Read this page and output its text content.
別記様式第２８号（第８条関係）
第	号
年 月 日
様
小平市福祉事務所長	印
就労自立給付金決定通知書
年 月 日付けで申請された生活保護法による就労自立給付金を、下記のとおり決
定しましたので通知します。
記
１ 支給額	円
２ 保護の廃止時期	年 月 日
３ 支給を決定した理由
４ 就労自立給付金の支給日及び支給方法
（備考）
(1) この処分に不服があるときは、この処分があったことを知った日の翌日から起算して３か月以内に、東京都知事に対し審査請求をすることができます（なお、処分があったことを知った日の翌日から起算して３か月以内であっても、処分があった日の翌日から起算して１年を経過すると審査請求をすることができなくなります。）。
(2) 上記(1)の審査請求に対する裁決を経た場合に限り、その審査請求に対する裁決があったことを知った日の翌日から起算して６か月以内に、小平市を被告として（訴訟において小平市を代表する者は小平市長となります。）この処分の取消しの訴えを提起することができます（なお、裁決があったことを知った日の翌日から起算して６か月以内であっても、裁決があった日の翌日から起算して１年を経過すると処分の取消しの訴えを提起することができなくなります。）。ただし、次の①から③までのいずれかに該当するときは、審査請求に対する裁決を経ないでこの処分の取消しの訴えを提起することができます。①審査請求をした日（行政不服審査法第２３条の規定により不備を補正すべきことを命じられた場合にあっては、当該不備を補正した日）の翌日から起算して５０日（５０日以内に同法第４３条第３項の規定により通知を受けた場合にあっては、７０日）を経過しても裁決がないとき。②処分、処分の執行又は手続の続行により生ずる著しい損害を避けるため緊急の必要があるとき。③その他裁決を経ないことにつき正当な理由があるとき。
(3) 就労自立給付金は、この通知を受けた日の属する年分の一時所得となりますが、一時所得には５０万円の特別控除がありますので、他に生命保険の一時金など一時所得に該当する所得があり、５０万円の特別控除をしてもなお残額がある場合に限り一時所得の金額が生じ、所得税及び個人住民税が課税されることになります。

= = =

* TASK REQUIREMENTS *
Print out the whole listing exactly as it appears.

* FINAL RESULT *
Read this page and output its text content.
別記様式第２８号（第８条関係）
第	号
年 月 日
様
小平市福祉事務所長	印
就労自立給付金決定通知書
年 月 日付けで申請された生活保護法による就労自立給付金を、下記のとおり決
定しましたので通知します。
記
１ 支給額	円
２ 保護の廃止時期	年 月 日
３ 支給を決定した理由
４ 就労自立給付金の支給日及び支給方法
（備考）
(1) この処分に不服があるときは、この処分があったことを知った日の翌日から起算して３か月以内に、東京都知事に対し審査請求をすることができます（なお、処分があったことを知った日の翌日から起算して３か月以内であっても、処分があった日の翌日から起算して１年を経過すると審査請求をすることができなくなります。）。
(2) 上記(1)の審査請求に対する裁決を経た場合に限り、その審査請求に対する裁決があったことを知った日の翌日から起算して６か月以内に、小平市を被告として（訴訟において小平市を代表する者は小平市長となります。）この処分の取消しの訴えを提起することができます（なお、裁決があったことを知った日の翌日から起算して６か月以内であっても、裁決があった日の翌日から起算して１年を経過すると処分の取消しの訴えを提起することができなくなります。）。ただし、次の①から③までのいずれかに該当するときは、審査請求に対する裁決を経ないでこの処分の取消しの訴えを提起することができます。①審査請求をした日（行政不服審査法第２３条の規定により不備を補正すべきことを命じられた場合にあっては、当該不備を補正した日）の翌日から起算して５０日（５０日以内に同法第４３条第３項の規定により通知を受けた場合にあっては、７０日）を経過しても裁決がないとき。②処分、処分の執行又は手続の続行により生ずる著しい損害を避けるため緊急の必要があるとき。③その他裁決を経ないことにつき正当な理由があるとき。
(3) 就労自立給付金は、この通知を受けた日の属する年分の一時所得となりますが、一時所得には５０万円の特別控除がありますので、他に生命保険の一時金など一時所得に該当する所得があり、５０万円の特別控除をしてもなお残額がある場合に限り一時所得の金額が生じ、所得税及び個人住民税が課税されることになります。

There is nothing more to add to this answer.